(Dataset entries on figures)
------------------------

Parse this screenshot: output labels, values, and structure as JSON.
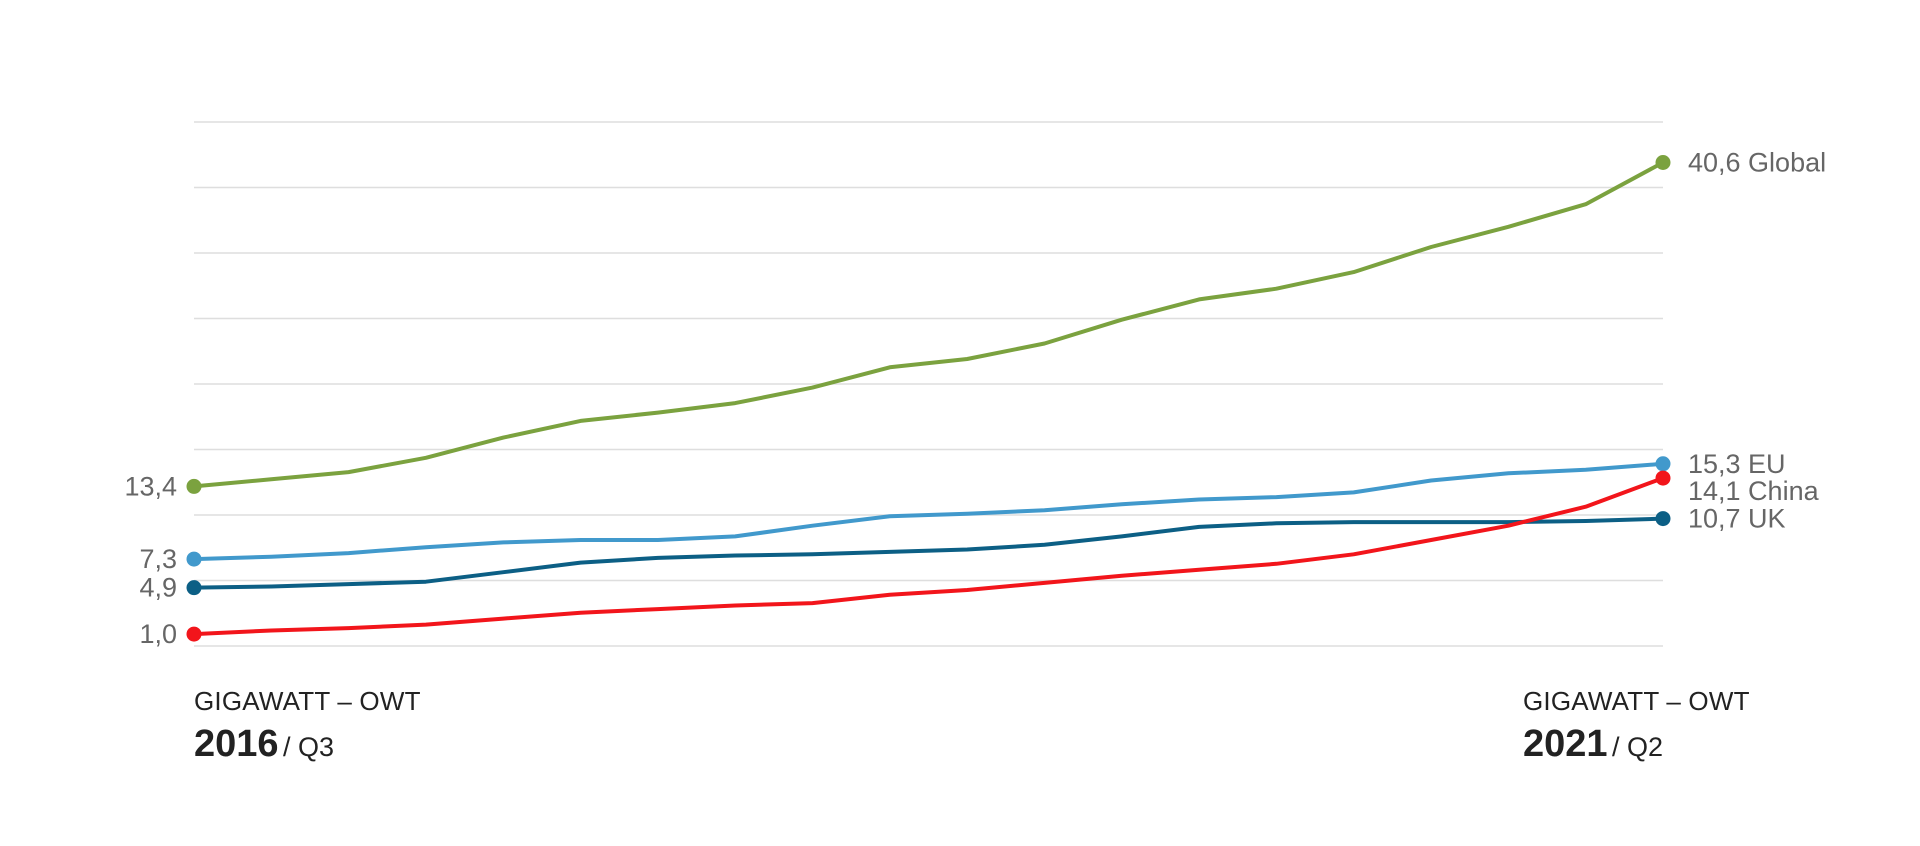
{
  "chart_data": {
    "type": "line",
    "start": {
      "unit": "GIGAWATT – OWT",
      "year": "2016",
      "quarter": "/ Q3"
    },
    "end": {
      "unit": "GIGAWATT – OWT",
      "year": "2021",
      "quarter": "/ Q2"
    },
    "ylim": [
      0,
      44
    ],
    "grid": true,
    "series": [
      {
        "name": "Global",
        "color": "#7ba23f",
        "start_label": "13,4",
        "end_label": "40,6 Global",
        "values": [
          13.4,
          14.0,
          14.6,
          15.8,
          17.5,
          18.9,
          19.6,
          20.4,
          21.7,
          23.4,
          24.1,
          25.4,
          27.4,
          29.1,
          30.0,
          31.4,
          33.5,
          35.2,
          37.1,
          40.6
        ]
      },
      {
        "name": "EU",
        "color": "#4199cc",
        "start_label": "7,3",
        "end_label": "15,3 EU",
        "values": [
          7.3,
          7.5,
          7.8,
          8.3,
          8.7,
          8.9,
          8.9,
          9.2,
          10.1,
          10.9,
          11.1,
          11.4,
          11.9,
          12.3,
          12.5,
          12.9,
          13.9,
          14.5,
          14.8,
          15.3
        ]
      },
      {
        "name": "UK",
        "color": "#0c5f85",
        "start_label": "4,9",
        "end_label": "10,7 UK",
        "values": [
          4.9,
          5.0,
          5.2,
          5.4,
          6.2,
          7.0,
          7.4,
          7.6,
          7.7,
          7.9,
          8.1,
          8.5,
          9.2,
          10.0,
          10.3,
          10.4,
          10.4,
          10.4,
          10.5,
          10.7
        ]
      },
      {
        "name": "China",
        "color": "#f2151b",
        "start_label": "1,0",
        "end_label": "14,1 China",
        "values": [
          1.0,
          1.3,
          1.5,
          1.8,
          2.3,
          2.8,
          3.1,
          3.4,
          3.6,
          4.3,
          4.7,
          5.3,
          5.9,
          6.4,
          6.9,
          7.7,
          8.9,
          10.1,
          11.7,
          14.1
        ]
      }
    ]
  }
}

------------------------

• _THE EXERCISE_
Show each line holding the word "name".

• _REPLY TO THE EXERCISE_
        "name": "Global",
        "name": "EU",
        "name": "UK",
        "name": "China",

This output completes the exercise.